* Start Records supplied *
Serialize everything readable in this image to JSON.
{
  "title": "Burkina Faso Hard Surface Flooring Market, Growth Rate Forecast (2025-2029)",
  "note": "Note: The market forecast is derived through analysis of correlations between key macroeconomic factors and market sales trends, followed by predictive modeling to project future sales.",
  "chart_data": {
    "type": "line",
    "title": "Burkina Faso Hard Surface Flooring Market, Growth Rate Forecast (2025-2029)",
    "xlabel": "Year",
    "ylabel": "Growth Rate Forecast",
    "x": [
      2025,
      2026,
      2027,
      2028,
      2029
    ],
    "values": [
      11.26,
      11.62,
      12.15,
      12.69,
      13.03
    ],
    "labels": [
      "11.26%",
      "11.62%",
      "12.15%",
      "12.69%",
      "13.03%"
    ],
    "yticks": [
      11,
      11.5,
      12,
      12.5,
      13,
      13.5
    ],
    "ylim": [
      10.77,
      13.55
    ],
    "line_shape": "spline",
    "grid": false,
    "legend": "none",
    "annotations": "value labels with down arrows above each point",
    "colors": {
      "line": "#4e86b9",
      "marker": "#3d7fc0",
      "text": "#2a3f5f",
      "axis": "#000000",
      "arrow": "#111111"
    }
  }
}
* End Records supplied *
§ Your task
Transcribe all of the material exactly. Omit nothing.

§ Correct result
Serialize everything readable in this image to JSON.
{
  "title": "Burkina Faso Hard Surface Flooring Market, Growth Rate Forecast (2025-2029)",
  "note": "Note: The market forecast is derived through analysis of correlations between key macroeconomic factors and market sales trends, followed by predictive modeling to project future sales.",
  "chart_data": {
    "type": "line",
    "title": "Burkina Faso Hard Surface Flooring Market, Growth Rate Forecast (2025-2029)",
    "xlabel": "Year",
    "ylabel": "Growth Rate Forecast",
    "x": [
      2025,
      2026,
      2027,
      2028,
      2029
    ],
    "values": [
      11.26,
      11.62,
      12.15,
      12.69,
      13.03
    ],
    "labels": [
      "11.26%",
      "11.62%",
      "12.15%",
      "12.69%",
      "13.03%"
    ],
    "yticks": [
      11,
      11.5,
      12,
      12.5,
      13,
      13.5
    ],
    "ylim": [
      10.77,
      13.55
    ],
    "line_shape": "spline",
    "grid": false,
    "legend": "none",
    "annotations": "value labels with down arrows above each point",
    "colors": {
      "line": "#4e86b9",
      "marker": "#3d7fc0",
      "text": "#2a3f5f",
      "axis": "#000000",
      "arrow": "#111111"
    }
  }
}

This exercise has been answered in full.